#### [Aim]
Collect every line of the material below that contains the string "bookmarks", and copy each one in full. Matching is case-sensitive.

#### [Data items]
────────────────

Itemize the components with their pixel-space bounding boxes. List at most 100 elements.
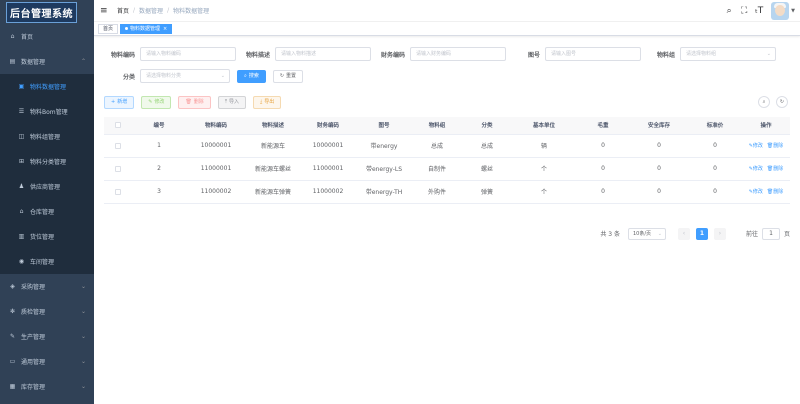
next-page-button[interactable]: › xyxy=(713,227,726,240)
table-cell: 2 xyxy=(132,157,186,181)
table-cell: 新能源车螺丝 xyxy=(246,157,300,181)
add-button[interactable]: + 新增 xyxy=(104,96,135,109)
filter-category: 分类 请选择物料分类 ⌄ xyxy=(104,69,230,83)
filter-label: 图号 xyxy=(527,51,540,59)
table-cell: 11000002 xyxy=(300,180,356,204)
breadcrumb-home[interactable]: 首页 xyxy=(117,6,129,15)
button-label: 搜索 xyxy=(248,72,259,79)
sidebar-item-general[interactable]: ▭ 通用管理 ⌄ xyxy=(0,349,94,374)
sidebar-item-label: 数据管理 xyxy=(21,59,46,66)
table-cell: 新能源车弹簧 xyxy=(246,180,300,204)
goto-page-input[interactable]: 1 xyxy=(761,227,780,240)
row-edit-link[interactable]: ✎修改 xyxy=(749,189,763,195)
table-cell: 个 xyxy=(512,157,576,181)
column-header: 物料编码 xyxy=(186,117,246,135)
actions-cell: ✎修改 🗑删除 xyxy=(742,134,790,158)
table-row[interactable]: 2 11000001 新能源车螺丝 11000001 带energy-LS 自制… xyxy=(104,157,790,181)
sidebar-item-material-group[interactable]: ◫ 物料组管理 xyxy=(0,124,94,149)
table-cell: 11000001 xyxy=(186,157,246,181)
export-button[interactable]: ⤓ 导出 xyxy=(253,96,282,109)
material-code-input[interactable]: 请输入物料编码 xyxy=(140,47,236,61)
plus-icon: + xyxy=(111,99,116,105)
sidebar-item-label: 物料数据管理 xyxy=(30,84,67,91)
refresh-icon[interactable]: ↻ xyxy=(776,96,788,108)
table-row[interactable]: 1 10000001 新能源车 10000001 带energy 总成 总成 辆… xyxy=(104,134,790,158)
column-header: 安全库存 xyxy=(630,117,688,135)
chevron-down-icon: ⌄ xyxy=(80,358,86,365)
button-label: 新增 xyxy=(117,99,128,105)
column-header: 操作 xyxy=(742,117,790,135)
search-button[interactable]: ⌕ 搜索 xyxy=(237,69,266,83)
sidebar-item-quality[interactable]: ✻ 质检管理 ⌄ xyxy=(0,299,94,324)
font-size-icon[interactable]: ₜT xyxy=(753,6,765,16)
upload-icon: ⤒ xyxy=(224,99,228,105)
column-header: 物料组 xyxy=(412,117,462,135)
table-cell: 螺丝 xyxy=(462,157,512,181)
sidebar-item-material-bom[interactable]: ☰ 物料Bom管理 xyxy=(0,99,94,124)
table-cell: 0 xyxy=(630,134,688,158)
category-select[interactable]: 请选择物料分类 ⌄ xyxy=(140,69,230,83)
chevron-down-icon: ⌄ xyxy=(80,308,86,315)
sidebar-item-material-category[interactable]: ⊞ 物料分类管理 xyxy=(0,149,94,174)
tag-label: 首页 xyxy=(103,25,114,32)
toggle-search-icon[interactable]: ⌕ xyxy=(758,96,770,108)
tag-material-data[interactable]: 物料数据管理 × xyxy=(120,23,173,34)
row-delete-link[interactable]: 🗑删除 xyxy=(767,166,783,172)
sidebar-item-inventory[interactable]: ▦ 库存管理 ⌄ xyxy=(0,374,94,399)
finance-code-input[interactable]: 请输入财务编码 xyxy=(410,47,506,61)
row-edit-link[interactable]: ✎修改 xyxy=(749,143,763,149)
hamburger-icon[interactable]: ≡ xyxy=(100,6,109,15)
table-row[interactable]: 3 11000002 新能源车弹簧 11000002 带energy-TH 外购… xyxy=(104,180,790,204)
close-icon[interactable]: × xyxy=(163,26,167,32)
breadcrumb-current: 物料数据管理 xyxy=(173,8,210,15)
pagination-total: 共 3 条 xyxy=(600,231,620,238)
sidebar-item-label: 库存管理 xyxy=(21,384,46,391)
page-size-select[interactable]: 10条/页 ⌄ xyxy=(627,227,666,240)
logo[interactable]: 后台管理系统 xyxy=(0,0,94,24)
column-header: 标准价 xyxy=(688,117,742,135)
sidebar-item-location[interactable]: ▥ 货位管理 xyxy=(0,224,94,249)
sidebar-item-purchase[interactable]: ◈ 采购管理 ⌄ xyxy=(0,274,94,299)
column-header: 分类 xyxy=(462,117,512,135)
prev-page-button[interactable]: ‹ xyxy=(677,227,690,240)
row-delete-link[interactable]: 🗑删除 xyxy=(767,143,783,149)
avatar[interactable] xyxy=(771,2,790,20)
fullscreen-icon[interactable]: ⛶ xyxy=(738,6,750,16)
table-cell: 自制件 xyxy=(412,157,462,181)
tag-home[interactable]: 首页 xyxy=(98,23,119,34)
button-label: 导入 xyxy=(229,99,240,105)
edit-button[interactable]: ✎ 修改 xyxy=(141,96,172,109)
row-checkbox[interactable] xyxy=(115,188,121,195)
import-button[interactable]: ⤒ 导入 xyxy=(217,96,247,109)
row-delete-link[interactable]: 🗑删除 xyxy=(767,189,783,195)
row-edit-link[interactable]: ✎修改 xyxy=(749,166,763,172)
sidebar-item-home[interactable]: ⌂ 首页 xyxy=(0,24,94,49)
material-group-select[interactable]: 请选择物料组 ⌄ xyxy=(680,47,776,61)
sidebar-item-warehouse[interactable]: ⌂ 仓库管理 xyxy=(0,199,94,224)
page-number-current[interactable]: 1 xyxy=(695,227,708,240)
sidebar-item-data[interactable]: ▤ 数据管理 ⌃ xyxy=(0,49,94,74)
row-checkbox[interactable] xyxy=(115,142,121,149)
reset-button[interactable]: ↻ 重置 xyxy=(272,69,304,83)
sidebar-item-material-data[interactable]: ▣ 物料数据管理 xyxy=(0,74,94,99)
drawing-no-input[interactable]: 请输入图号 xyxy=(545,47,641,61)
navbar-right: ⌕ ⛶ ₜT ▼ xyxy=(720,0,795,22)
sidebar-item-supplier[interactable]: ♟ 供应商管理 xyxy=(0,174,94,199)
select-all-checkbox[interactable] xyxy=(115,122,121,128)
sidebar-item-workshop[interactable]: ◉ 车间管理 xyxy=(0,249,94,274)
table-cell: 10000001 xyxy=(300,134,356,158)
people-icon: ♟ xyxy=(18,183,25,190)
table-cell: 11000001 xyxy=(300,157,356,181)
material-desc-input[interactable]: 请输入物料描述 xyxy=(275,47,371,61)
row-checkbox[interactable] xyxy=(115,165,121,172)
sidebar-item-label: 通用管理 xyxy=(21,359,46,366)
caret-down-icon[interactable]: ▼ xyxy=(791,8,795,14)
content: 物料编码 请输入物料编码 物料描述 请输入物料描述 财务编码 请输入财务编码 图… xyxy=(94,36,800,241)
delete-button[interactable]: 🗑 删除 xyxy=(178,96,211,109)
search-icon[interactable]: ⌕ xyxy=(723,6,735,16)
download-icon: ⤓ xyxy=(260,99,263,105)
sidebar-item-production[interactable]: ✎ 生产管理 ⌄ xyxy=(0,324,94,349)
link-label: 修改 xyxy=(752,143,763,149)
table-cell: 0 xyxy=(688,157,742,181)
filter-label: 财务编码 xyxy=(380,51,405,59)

────────────────

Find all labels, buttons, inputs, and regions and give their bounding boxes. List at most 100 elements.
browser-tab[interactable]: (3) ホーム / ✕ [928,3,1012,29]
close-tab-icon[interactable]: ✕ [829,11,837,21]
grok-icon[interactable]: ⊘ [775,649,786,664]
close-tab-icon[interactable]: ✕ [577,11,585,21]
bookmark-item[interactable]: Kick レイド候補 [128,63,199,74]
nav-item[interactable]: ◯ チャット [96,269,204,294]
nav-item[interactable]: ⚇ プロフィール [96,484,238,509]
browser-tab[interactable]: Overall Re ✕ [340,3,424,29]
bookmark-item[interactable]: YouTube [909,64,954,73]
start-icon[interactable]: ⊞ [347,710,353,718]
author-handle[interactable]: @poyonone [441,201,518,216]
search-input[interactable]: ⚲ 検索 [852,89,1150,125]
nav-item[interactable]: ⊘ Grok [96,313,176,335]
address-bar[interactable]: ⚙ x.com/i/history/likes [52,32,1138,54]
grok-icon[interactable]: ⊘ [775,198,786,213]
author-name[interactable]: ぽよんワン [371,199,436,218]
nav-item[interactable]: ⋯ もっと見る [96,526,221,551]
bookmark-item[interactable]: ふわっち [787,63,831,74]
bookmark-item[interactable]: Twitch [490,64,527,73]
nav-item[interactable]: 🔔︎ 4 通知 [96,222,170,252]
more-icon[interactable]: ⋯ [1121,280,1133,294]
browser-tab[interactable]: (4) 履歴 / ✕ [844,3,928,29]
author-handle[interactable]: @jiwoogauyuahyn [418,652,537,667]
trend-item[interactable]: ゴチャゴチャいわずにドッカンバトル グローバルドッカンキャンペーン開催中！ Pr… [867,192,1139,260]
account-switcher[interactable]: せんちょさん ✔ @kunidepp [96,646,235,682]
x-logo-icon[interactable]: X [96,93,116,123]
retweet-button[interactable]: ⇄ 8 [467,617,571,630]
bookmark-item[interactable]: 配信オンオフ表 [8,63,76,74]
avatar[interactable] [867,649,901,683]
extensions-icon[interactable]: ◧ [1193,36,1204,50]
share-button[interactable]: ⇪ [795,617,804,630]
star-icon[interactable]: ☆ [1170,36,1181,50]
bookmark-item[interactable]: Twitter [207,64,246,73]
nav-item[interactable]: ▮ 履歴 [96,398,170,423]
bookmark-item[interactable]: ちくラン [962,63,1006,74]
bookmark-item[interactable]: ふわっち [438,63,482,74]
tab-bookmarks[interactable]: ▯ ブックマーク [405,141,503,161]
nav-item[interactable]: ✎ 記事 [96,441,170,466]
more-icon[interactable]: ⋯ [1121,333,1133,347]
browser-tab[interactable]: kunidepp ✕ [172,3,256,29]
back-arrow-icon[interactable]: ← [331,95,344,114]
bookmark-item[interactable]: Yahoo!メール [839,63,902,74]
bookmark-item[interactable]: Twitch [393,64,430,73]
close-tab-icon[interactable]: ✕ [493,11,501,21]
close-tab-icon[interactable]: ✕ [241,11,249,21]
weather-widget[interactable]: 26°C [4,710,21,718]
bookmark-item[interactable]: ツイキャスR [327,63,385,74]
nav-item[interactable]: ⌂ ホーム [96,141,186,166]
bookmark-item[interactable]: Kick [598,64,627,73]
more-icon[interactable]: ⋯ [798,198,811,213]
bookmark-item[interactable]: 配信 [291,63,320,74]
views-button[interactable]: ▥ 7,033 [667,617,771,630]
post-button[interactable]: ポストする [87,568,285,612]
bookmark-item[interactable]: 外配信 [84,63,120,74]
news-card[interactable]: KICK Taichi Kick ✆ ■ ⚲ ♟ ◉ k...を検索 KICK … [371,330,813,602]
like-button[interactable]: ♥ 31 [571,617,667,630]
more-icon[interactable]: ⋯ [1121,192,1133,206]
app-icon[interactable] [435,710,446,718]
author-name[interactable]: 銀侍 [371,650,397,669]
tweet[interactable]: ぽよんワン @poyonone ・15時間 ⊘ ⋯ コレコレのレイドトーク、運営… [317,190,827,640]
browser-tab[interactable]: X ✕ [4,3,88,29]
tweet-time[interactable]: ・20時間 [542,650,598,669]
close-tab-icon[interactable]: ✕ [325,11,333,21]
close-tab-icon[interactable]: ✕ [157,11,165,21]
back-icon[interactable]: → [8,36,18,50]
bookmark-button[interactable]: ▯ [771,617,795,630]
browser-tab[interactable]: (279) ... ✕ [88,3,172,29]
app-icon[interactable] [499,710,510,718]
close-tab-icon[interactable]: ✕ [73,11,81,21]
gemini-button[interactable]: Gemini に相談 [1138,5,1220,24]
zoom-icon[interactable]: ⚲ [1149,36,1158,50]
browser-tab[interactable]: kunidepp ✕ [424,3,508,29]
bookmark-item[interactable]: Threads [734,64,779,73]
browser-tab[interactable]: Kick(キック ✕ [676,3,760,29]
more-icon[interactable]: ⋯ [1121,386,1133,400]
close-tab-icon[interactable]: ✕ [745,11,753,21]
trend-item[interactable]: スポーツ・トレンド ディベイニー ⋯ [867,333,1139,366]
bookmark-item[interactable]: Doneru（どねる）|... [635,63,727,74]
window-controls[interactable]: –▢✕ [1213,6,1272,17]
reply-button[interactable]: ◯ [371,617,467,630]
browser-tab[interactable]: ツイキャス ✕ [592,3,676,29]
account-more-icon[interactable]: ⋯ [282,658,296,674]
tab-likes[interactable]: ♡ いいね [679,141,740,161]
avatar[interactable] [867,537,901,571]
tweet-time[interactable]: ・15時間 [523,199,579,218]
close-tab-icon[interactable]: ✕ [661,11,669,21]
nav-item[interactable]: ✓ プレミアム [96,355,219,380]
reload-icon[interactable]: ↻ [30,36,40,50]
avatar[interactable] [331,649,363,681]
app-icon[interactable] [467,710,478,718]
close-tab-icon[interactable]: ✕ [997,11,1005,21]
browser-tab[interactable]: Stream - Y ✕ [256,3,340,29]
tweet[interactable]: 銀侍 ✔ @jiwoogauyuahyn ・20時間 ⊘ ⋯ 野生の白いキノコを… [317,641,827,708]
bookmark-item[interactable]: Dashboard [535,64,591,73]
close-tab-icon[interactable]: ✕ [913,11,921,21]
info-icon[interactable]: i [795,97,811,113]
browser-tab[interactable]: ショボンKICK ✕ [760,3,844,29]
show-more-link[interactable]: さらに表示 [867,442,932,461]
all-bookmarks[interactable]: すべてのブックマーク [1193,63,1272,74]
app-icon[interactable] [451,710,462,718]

────────────────

#### [Written answer]
tab-bookmarks[interactable]: ▯ ブックマーク [405,141,503,161]
all-bookmarks[interactable]: すべてのブックマーク [1193,63,1272,74]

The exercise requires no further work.